[START]

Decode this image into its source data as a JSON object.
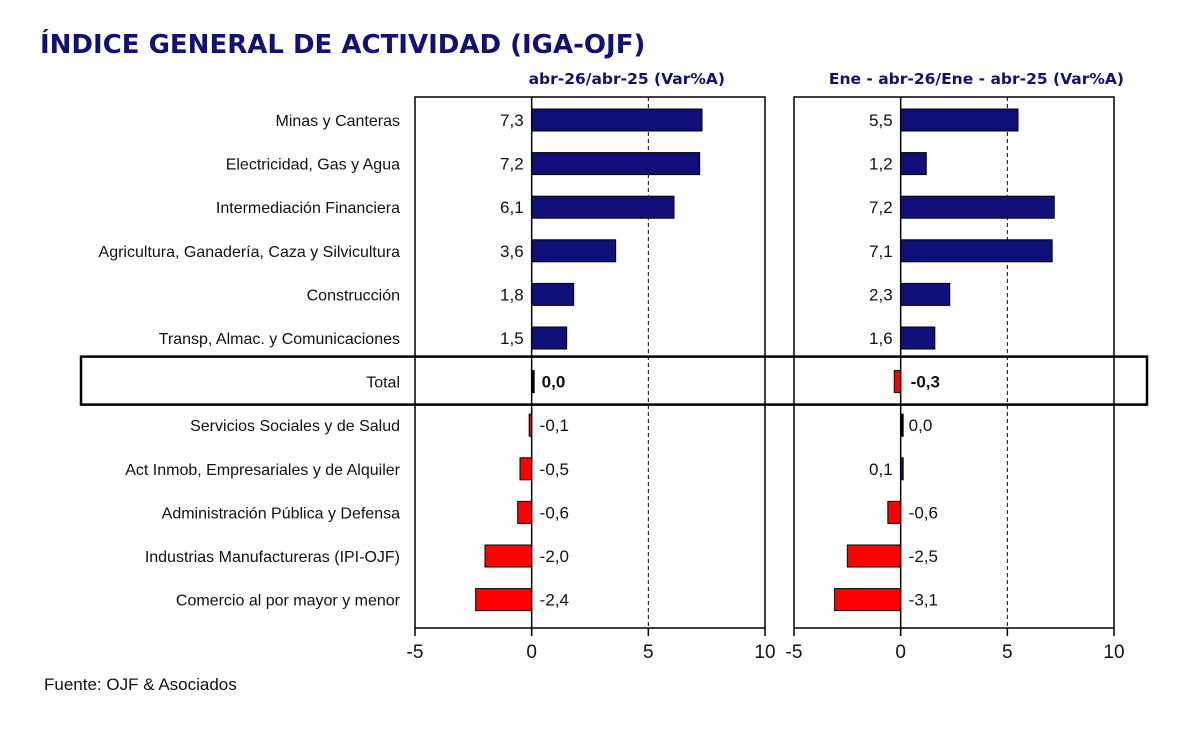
{
  "title": "ÍNDICE GENERAL DE ACTIVIDAD (IGA-OJF)",
  "source": "Fuente: OJF & Asociados",
  "chart_data": {
    "type": "bar",
    "orientation": "horizontal",
    "categories": [
      "Minas y Canteras",
      "Electricidad, Gas y Agua",
      "Intermediación Financiera",
      "Agricultura, Ganadería, Caza y Silvicultura",
      "Construcción",
      "Transp, Almac. y Comunicaciones",
      "Total",
      "Servicios Sociales y de Salud",
      "Act Inmob, Empresariales y de Alquiler",
      "Administración Pública y Defensa",
      "Industrias Manufactureras (IPI-OJF)",
      "Comercio al por mayor y menor"
    ],
    "highlight_category": "Total",
    "panels": [
      {
        "title": "abr-26/abr-25  (Var%A)",
        "values": [
          7.3,
          7.2,
          6.1,
          3.6,
          1.8,
          1.5,
          0.0,
          -0.1,
          -0.5,
          -0.6,
          -2.0,
          -2.4
        ],
        "labels": [
          "7,3",
          "7,2",
          "6,1",
          "3,6",
          "1,8",
          "1,5",
          "0,0",
          "-0,1",
          "-0,5",
          "-0,6",
          "-2,0",
          "-2,4"
        ],
        "xlim": [
          -5,
          10
        ],
        "ticks": [
          "-5",
          "0",
          "5",
          "10"
        ],
        "reference_line": 5
      },
      {
        "title": "Ene - abr-26/Ene - abr-25  (Var%A)",
        "values": [
          5.5,
          1.2,
          7.2,
          7.1,
          2.3,
          1.6,
          -0.3,
          0.0,
          0.1,
          -0.6,
          -2.5,
          -3.1
        ],
        "labels": [
          "5,5",
          "1,2",
          "7,2",
          "7,1",
          "2,3",
          "1,6",
          "-0,3",
          "0,0",
          "0,1",
          "-0,6",
          "-2,5",
          "-3,1"
        ],
        "xlim": [
          -5,
          10
        ],
        "ticks": [
          "-5",
          "0",
          "5",
          "10"
        ],
        "reference_line": 5
      }
    ],
    "colors": {
      "positive": "#10107a",
      "negative": "#ff0000"
    },
    "grid": false
  }
}
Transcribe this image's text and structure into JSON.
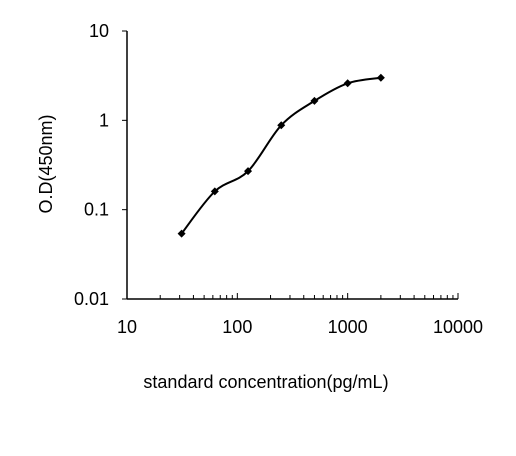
{
  "chart_data": {
    "type": "line",
    "title": "",
    "xlabel": "standard concentration(pg/mL)",
    "ylabel": "O.D(450nm)",
    "xscale": "log",
    "yscale": "log",
    "xlim": [
      10,
      10000
    ],
    "ylim": [
      0.01,
      10
    ],
    "x_ticks": [
      10,
      100,
      1000,
      10000
    ],
    "x_tick_labels": [
      "10",
      "100",
      "1000",
      "10000"
    ],
    "y_ticks": [
      0.01,
      0.1,
      1,
      10
    ],
    "y_tick_labels": [
      "0.01",
      "0.1",
      "1",
      "10"
    ],
    "grid": false,
    "legend": "none",
    "line_color": "#000000",
    "marker": "diamond",
    "smooth": true,
    "series": [
      {
        "x": [
          31.25,
          62.5,
          125,
          250,
          500,
          1000,
          2000
        ],
        "y": [
          0.054,
          0.16,
          0.27,
          0.88,
          1.65,
          2.6,
          3.0
        ]
      }
    ]
  }
}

[END]

• _Objective_
Quote all the records verbatim, dropping any pictures from your copy.

• _Written answer_
Decode this image into its source data as a JSON object.
{
  "title": "ÍNDICE GENERAL DE ACTIVIDAD (IGA-OJF)",
  "source": "Fuente: OJF & Asociados",
  "chart_data": {
    "type": "bar",
    "orientation": "horizontal",
    "categories": [
      "Minas y Canteras",
      "Electricidad, Gas y Agua",
      "Intermediación Financiera",
      "Agricultura, Ganadería, Caza y Silvicultura",
      "Construcción",
      "Transp, Almac. y Comunicaciones",
      "Total",
      "Servicios Sociales y de Salud",
      "Act Inmob, Empresariales y de Alquiler",
      "Administración Pública y Defensa",
      "Industrias Manufactureras (IPI-OJF)",
      "Comercio al por mayor y menor"
    ],
    "highlight_category": "Total",
    "panels": [
      {
        "title": "abr-26/abr-25  (Var%A)",
        "values": [
          7.3,
          7.2,
          6.1,
          3.6,
          1.8,
          1.5,
          0.0,
          -0.1,
          -0.5,
          -0.6,
          -2.0,
          -2.4
        ],
        "labels": [
          "7,3",
          "7,2",
          "6,1",
          "3,6",
          "1,8",
          "1,5",
          "0,0",
          "-0,1",
          "-0,5",
          "-0,6",
          "-2,0",
          "-2,4"
        ],
        "xlim": [
          -5,
          10
        ],
        "ticks": [
          "-5",
          "0",
          "5",
          "10"
        ],
        "reference_line": 5
      },
      {
        "title": "Ene - abr-26/Ene - abr-25  (Var%A)",
        "values": [
          5.5,
          1.2,
          7.2,
          7.1,
          2.3,
          1.6,
          -0.3,
          0.0,
          0.1,
          -0.6,
          -2.5,
          -3.1
        ],
        "labels": [
          "5,5",
          "1,2",
          "7,2",
          "7,1",
          "2,3",
          "1,6",
          "-0,3",
          "0,0",
          "0,1",
          "-0,6",
          "-2,5",
          "-3,1"
        ],
        "xlim": [
          -5,
          10
        ],
        "ticks": [
          "-5",
          "0",
          "5",
          "10"
        ],
        "reference_line": 5
      }
    ],
    "colors": {
      "positive": "#10107a",
      "negative": "#ff0000"
    },
    "grid": false
  }
}
Transcribe this image's text and structure into JSON.
{
  "chart_data": {
    "type": "line",
    "title": "",
    "xlabel": "standard concentration(pg/mL)",
    "ylabel": "O.D(450nm)",
    "xscale": "log",
    "yscale": "log",
    "xlim": [
      10,
      10000
    ],
    "ylim": [
      0.01,
      10
    ],
    "x_ticks": [
      10,
      100,
      1000,
      10000
    ],
    "x_tick_labels": [
      "10",
      "100",
      "1000",
      "10000"
    ],
    "y_ticks": [
      0.01,
      0.1,
      1,
      10
    ],
    "y_tick_labels": [
      "0.01",
      "0.1",
      "1",
      "10"
    ],
    "grid": false,
    "legend": "none",
    "line_color": "#000000",
    "marker": "diamond",
    "smooth": true,
    "series": [
      {
        "x": [
          31.25,
          62.5,
          125,
          250,
          500,
          1000,
          2000
        ],
        "y": [
          0.054,
          0.16,
          0.27,
          0.88,
          1.65,
          2.6,
          3.0
        ]
      }
    ]
  }
}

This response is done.